_BRIEF_:
Return a copy of each line that holds the string "true".

_DATA PROVIDED_:

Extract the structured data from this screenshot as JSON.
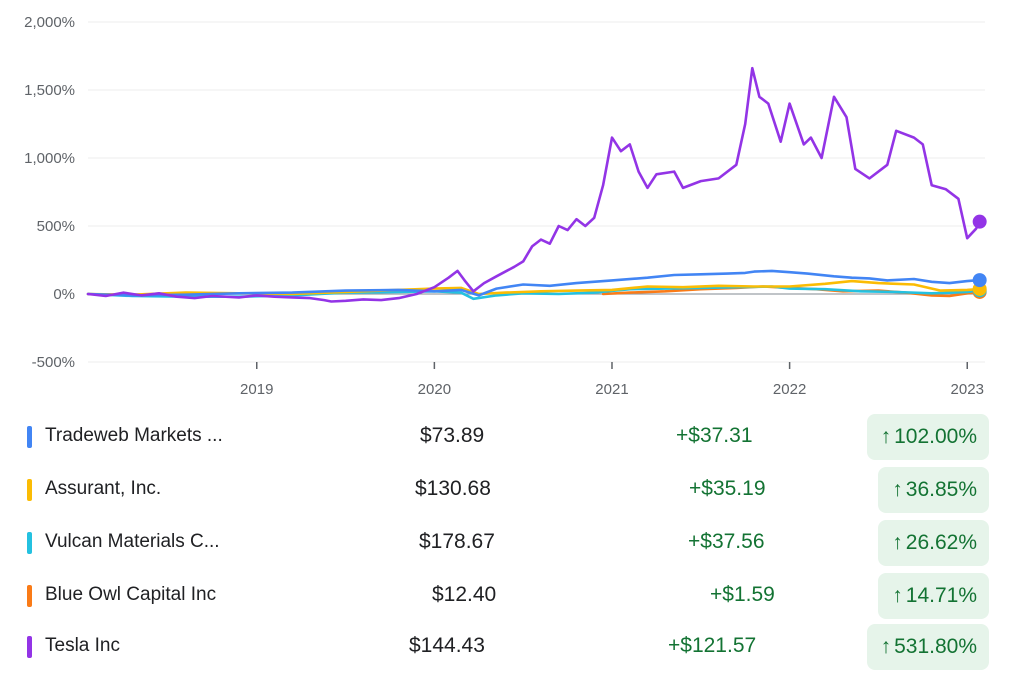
{
  "chart_data": {
    "type": "line",
    "yticks": [
      "2,000%",
      "1,500%",
      "1,000%",
      "500%",
      "0%",
      "-500%"
    ],
    "ytick_values": [
      2000,
      1500,
      1000,
      500,
      0,
      -500
    ],
    "ylim": [
      -500,
      2000
    ],
    "xticks": [
      "2019",
      "2020",
      "2021",
      "2022",
      "2023"
    ],
    "xtick_values": [
      2019.0,
      2020.0,
      2021.0,
      2022.0,
      2023.0
    ],
    "xlim": [
      2018.05,
      2023.1
    ],
    "grid": true,
    "series": [
      {
        "name": "Tradeweb Markets ...",
        "color": "#4285f4",
        "points": [
          [
            2018.05,
            0
          ],
          [
            2018.3,
            -10
          ],
          [
            2018.6,
            -5
          ],
          [
            2018.9,
            5
          ],
          [
            2019.2,
            10
          ],
          [
            2019.5,
            25
          ],
          [
            2019.8,
            30
          ],
          [
            2020.0,
            20
          ],
          [
            2020.15,
            30
          ],
          [
            2020.25,
            -10
          ],
          [
            2020.35,
            40
          ],
          [
            2020.5,
            70
          ],
          [
            2020.65,
            60
          ],
          [
            2020.8,
            80
          ],
          [
            2021.0,
            100
          ],
          [
            2021.2,
            120
          ],
          [
            2021.35,
            140
          ],
          [
            2021.5,
            145
          ],
          [
            2021.65,
            150
          ],
          [
            2021.75,
            155
          ],
          [
            2021.8,
            165
          ],
          [
            2021.9,
            170
          ],
          [
            2022.0,
            160
          ],
          [
            2022.1,
            150
          ],
          [
            2022.25,
            130
          ],
          [
            2022.35,
            120
          ],
          [
            2022.45,
            115
          ],
          [
            2022.55,
            100
          ],
          [
            2022.7,
            110
          ],
          [
            2022.8,
            90
          ],
          [
            2022.9,
            80
          ],
          [
            2023.0,
            95
          ],
          [
            2023.07,
            102
          ]
        ]
      },
      {
        "name": "Assurant, Inc.",
        "color": "#fbbc04",
        "points": [
          [
            2018.05,
            0
          ],
          [
            2018.3,
            -5
          ],
          [
            2018.6,
            10
          ],
          [
            2018.9,
            5
          ],
          [
            2019.2,
            0
          ],
          [
            2019.5,
            15
          ],
          [
            2019.8,
            30
          ],
          [
            2020.0,
            40
          ],
          [
            2020.15,
            45
          ],
          [
            2020.25,
            0
          ],
          [
            2020.4,
            10
          ],
          [
            2020.6,
            20
          ],
          [
            2020.8,
            25
          ],
          [
            2021.0,
            30
          ],
          [
            2021.2,
            55
          ],
          [
            2021.4,
            50
          ],
          [
            2021.6,
            60
          ],
          [
            2021.8,
            55
          ],
          [
            2022.0,
            55
          ],
          [
            2022.2,
            75
          ],
          [
            2022.35,
            95
          ],
          [
            2022.5,
            80
          ],
          [
            2022.7,
            70
          ],
          [
            2022.85,
            25
          ],
          [
            2023.0,
            30
          ],
          [
            2023.07,
            37
          ]
        ]
      },
      {
        "name": "Vulcan Materials C...",
        "color": "#24c1e0",
        "points": [
          [
            2018.05,
            0
          ],
          [
            2018.3,
            -15
          ],
          [
            2018.6,
            -20
          ],
          [
            2018.9,
            -20
          ],
          [
            2019.2,
            -10
          ],
          [
            2019.5,
            10
          ],
          [
            2019.8,
            15
          ],
          [
            2020.0,
            20
          ],
          [
            2020.15,
            10
          ],
          [
            2020.22,
            -35
          ],
          [
            2020.35,
            -10
          ],
          [
            2020.5,
            5
          ],
          [
            2020.7,
            0
          ],
          [
            2020.9,
            10
          ],
          [
            2021.1,
            35
          ],
          [
            2021.3,
            40
          ],
          [
            2021.5,
            45
          ],
          [
            2021.7,
            50
          ],
          [
            2021.9,
            55
          ],
          [
            2022.0,
            40
          ],
          [
            2022.2,
            35
          ],
          [
            2022.4,
            20
          ],
          [
            2022.6,
            15
          ],
          [
            2022.8,
            5
          ],
          [
            2023.0,
            15
          ],
          [
            2023.07,
            27
          ]
        ]
      },
      {
        "name": "Blue Owl Capital Inc",
        "color": "#fa7b17",
        "points": [
          [
            2020.95,
            0
          ],
          [
            2021.1,
            10
          ],
          [
            2021.3,
            20
          ],
          [
            2021.5,
            35
          ],
          [
            2021.7,
            45
          ],
          [
            2021.85,
            55
          ],
          [
            2022.0,
            45
          ],
          [
            2022.15,
            35
          ],
          [
            2022.3,
            20
          ],
          [
            2022.5,
            25
          ],
          [
            2022.65,
            10
          ],
          [
            2022.8,
            -10
          ],
          [
            2022.9,
            -15
          ],
          [
            2023.0,
            5
          ],
          [
            2023.07,
            15
          ]
        ]
      },
      {
        "name": "Tesla Inc",
        "color": "#9334e6",
        "points": [
          [
            2018.05,
            0
          ],
          [
            2018.15,
            -15
          ],
          [
            2018.25,
            10
          ],
          [
            2018.35,
            -10
          ],
          [
            2018.45,
            5
          ],
          [
            2018.55,
            -20
          ],
          [
            2018.65,
            -30
          ],
          [
            2018.75,
            -15
          ],
          [
            2018.9,
            -25
          ],
          [
            2019.0,
            -10
          ],
          [
            2019.1,
            -20
          ],
          [
            2019.2,
            -25
          ],
          [
            2019.3,
            -30
          ],
          [
            2019.38,
            -45
          ],
          [
            2019.42,
            -55
          ],
          [
            2019.5,
            -50
          ],
          [
            2019.6,
            -40
          ],
          [
            2019.7,
            -45
          ],
          [
            2019.8,
            -30
          ],
          [
            2019.9,
            0
          ],
          [
            2020.0,
            50
          ],
          [
            2020.08,
            120
          ],
          [
            2020.13,
            170
          ],
          [
            2020.17,
            100
          ],
          [
            2020.22,
            20
          ],
          [
            2020.28,
            80
          ],
          [
            2020.35,
            130
          ],
          [
            2020.45,
            200
          ],
          [
            2020.5,
            240
          ],
          [
            2020.55,
            350
          ],
          [
            2020.6,
            400
          ],
          [
            2020.65,
            370
          ],
          [
            2020.7,
            500
          ],
          [
            2020.75,
            470
          ],
          [
            2020.8,
            550
          ],
          [
            2020.85,
            500
          ],
          [
            2020.9,
            560
          ],
          [
            2020.95,
            800
          ],
          [
            2021.0,
            1150
          ],
          [
            2021.05,
            1050
          ],
          [
            2021.1,
            1100
          ],
          [
            2021.15,
            900
          ],
          [
            2021.2,
            780
          ],
          [
            2021.25,
            880
          ],
          [
            2021.35,
            900
          ],
          [
            2021.4,
            780
          ],
          [
            2021.5,
            830
          ],
          [
            2021.6,
            850
          ],
          [
            2021.7,
            950
          ],
          [
            2021.75,
            1250
          ],
          [
            2021.79,
            1660
          ],
          [
            2021.83,
            1450
          ],
          [
            2021.88,
            1400
          ],
          [
            2021.95,
            1120
          ],
          [
            2022.0,
            1400
          ],
          [
            2022.08,
            1100
          ],
          [
            2022.12,
            1150
          ],
          [
            2022.18,
            1000
          ],
          [
            2022.25,
            1450
          ],
          [
            2022.32,
            1300
          ],
          [
            2022.37,
            920
          ],
          [
            2022.45,
            850
          ],
          [
            2022.55,
            950
          ],
          [
            2022.6,
            1200
          ],
          [
            2022.7,
            1150
          ],
          [
            2022.75,
            1100
          ],
          [
            2022.8,
            800
          ],
          [
            2022.88,
            770
          ],
          [
            2022.95,
            700
          ],
          [
            2023.0,
            410
          ],
          [
            2023.05,
            480
          ],
          [
            2023.07,
            532
          ]
        ]
      }
    ]
  },
  "legend": {
    "rows": [
      {
        "name": "Tradeweb Markets ...",
        "price": "$73.89",
        "change": "+$37.31",
        "pct": "102.00%",
        "color": "#4285f4"
      },
      {
        "name": "Assurant, Inc.",
        "price": "$130.68",
        "change": "+$35.19",
        "pct": "36.85%",
        "color": "#fbbc04"
      },
      {
        "name": "Vulcan Materials C...",
        "price": "$178.67",
        "change": "+$37.56",
        "pct": "26.62%",
        "color": "#24c1e0"
      },
      {
        "name": "Blue Owl Capital Inc",
        "price": "$12.40",
        "change": "+$1.59",
        "pct": "14.71%",
        "color": "#fa7b17"
      },
      {
        "name": "Tesla Inc",
        "price": "$144.43",
        "change": "+$121.57",
        "pct": "531.80%",
        "color": "#9334e6"
      }
    ],
    "arrow": "↑"
  }
}
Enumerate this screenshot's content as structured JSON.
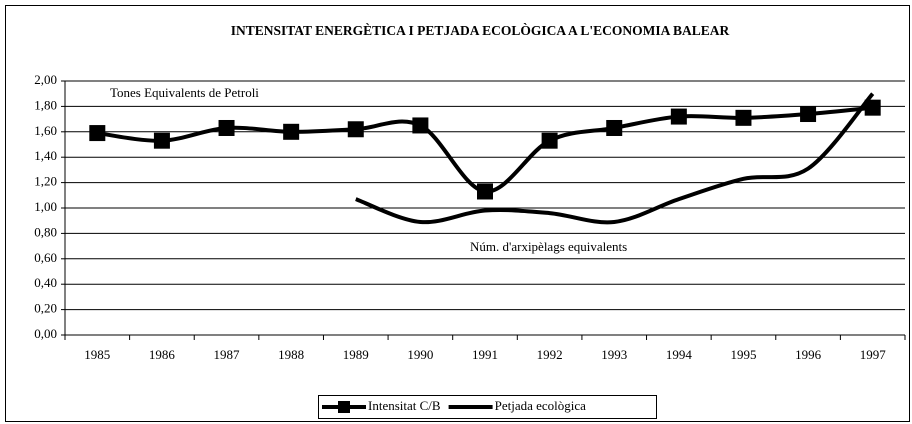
{
  "chart_data": {
    "type": "line",
    "title": "INTENSITAT ENERGÈTICA I PETJADA ECOLÒGICA A L'ECONOMIA BALEAR",
    "categories": [
      "1985",
      "1986",
      "1987",
      "1988",
      "1989",
      "1990",
      "1991",
      "1992",
      "1993",
      "1994",
      "1995",
      "1996",
      "1997"
    ],
    "series": [
      {
        "name": "Intensitat C/B",
        "color": "#000000",
        "marker": "square",
        "values": [
          1.59,
          1.53,
          1.63,
          1.6,
          1.62,
          1.65,
          1.13,
          1.53,
          1.63,
          1.72,
          1.71,
          1.74,
          1.79
        ]
      },
      {
        "name": "Petjada  ecològica",
        "color": "#000000",
        "marker": "none",
        "values": [
          null,
          null,
          null,
          null,
          1.07,
          0.89,
          0.98,
          0.96,
          0.89,
          1.07,
          1.23,
          1.31,
          1.9
        ]
      }
    ],
    "annotations": [
      "Tones Equivalents de Petroli",
      "Núm. d'arxipèlags equivalents"
    ],
    "ylim": [
      0,
      2
    ],
    "yticks": [
      {
        "value": 0,
        "label": "0,00"
      },
      {
        "value": 0.2,
        "label": "0,20"
      },
      {
        "value": 0.4,
        "label": "0,40"
      },
      {
        "value": 0.6,
        "label": "0,60"
      },
      {
        "value": 0.8,
        "label": "0,80"
      },
      {
        "value": 1,
        "label": "1,00"
      },
      {
        "value": 1.2,
        "label": "1,20"
      },
      {
        "value": 1.4,
        "label": "1,40"
      },
      {
        "value": 1.6,
        "label": "1,60"
      },
      {
        "value": 1.8,
        "label": "1,80"
      },
      {
        "value": 2,
        "label": "2,00"
      }
    ],
    "grid": true,
    "smooth": true,
    "legend": "bottom"
  }
}
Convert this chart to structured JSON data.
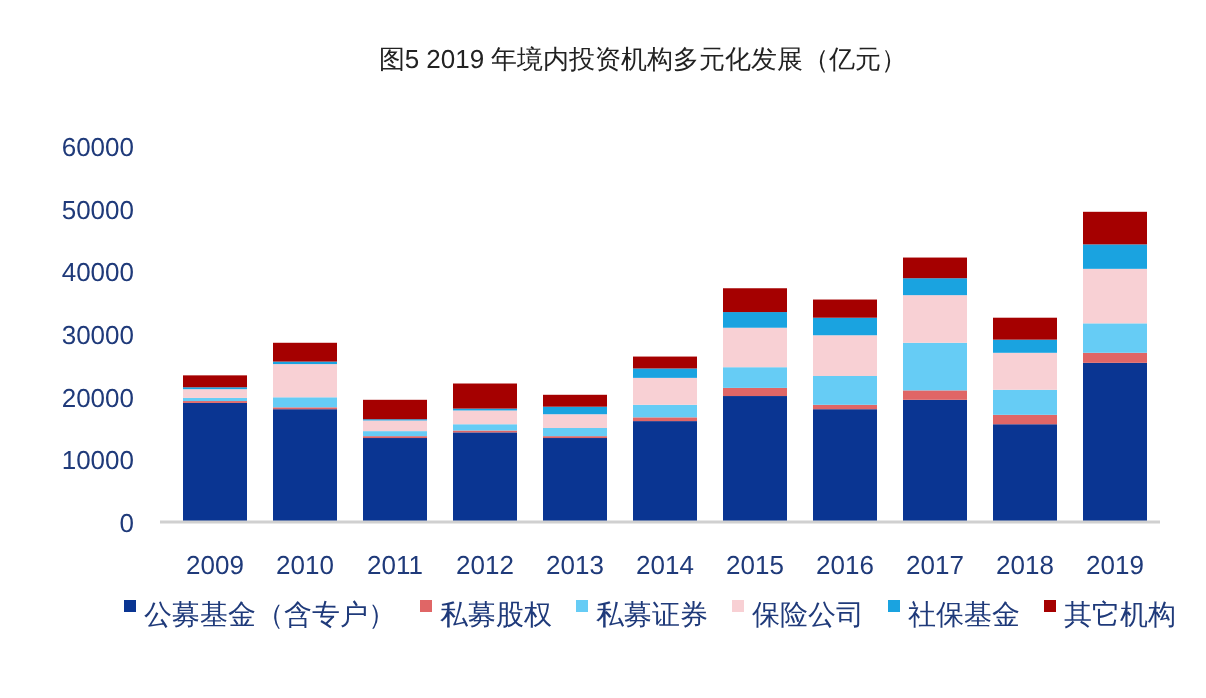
{
  "chart_data": {
    "type": "bar",
    "title": "图5   2019 年境内投资机构多元化发展（亿元）",
    "categories": [
      "2009",
      "2010",
      "2011",
      "2012",
      "2013",
      "2014",
      "2015",
      "2016",
      "2017",
      "2018",
      "2019"
    ],
    "stacked": true,
    "ylim": [
      0,
      60000
    ],
    "yticks": [
      0,
      10000,
      20000,
      30000,
      40000,
      50000,
      60000
    ],
    "legend": "bottom",
    "series": [
      {
        "name": "公募基金（含专户）",
        "color": "#0a3592",
        "values": [
          19000,
          18000,
          13400,
          14300,
          13400,
          16100,
          20100,
          18000,
          19500,
          15600,
          25400
        ]
      },
      {
        "name": "私募股权",
        "color": "#e06666",
        "values": [
          300,
          300,
          300,
          300,
          300,
          600,
          1300,
          700,
          1500,
          1500,
          1600
        ]
      },
      {
        "name": "私募证券",
        "color": "#66ccf5",
        "values": [
          500,
          1600,
          800,
          1000,
          1300,
          2000,
          3300,
          4600,
          7600,
          4000,
          4700
        ]
      },
      {
        "name": "保险公司",
        "color": "#f8d0d4",
        "values": [
          1400,
          5300,
          1700,
          2200,
          2200,
          4300,
          6300,
          6500,
          7600,
          5900,
          8700
        ]
      },
      {
        "name": "社保基金",
        "color": "#1aa3e0",
        "values": [
          300,
          400,
          200,
          300,
          1200,
          1500,
          2500,
          2800,
          2700,
          2100,
          3900
        ]
      },
      {
        "name": "其它机构",
        "color": "#a50000",
        "values": [
          1900,
          3000,
          3100,
          4000,
          1900,
          1900,
          3800,
          2900,
          3300,
          3500,
          5200
        ]
      }
    ]
  }
}
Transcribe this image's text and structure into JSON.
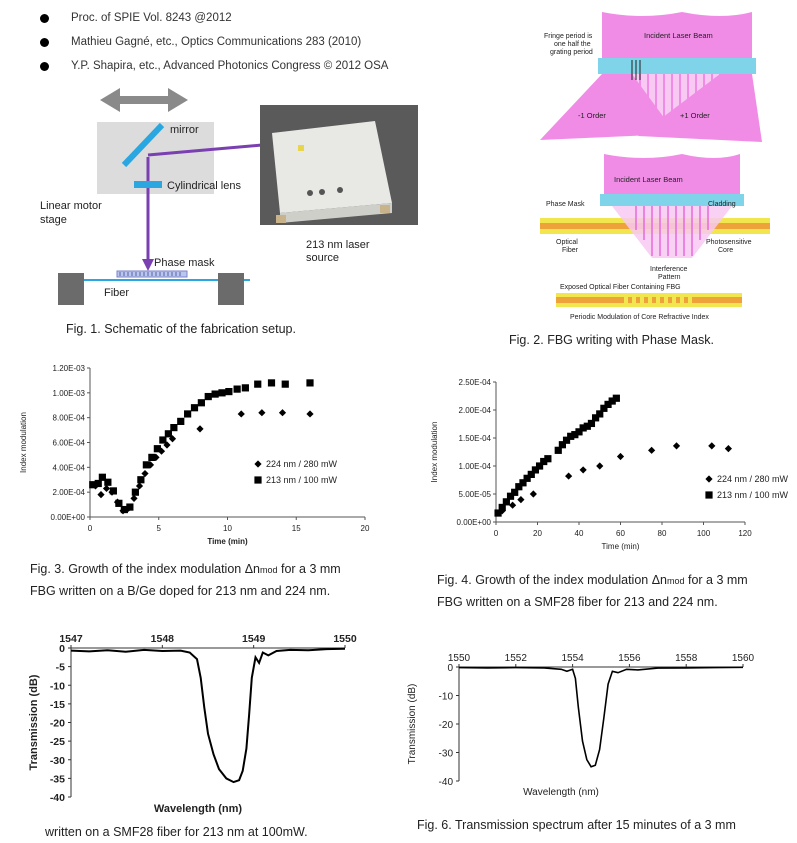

_ANSWER IN FULL_:
    "grid": true,
    "grid": true,
    "smooth": true,
    "stacked": true,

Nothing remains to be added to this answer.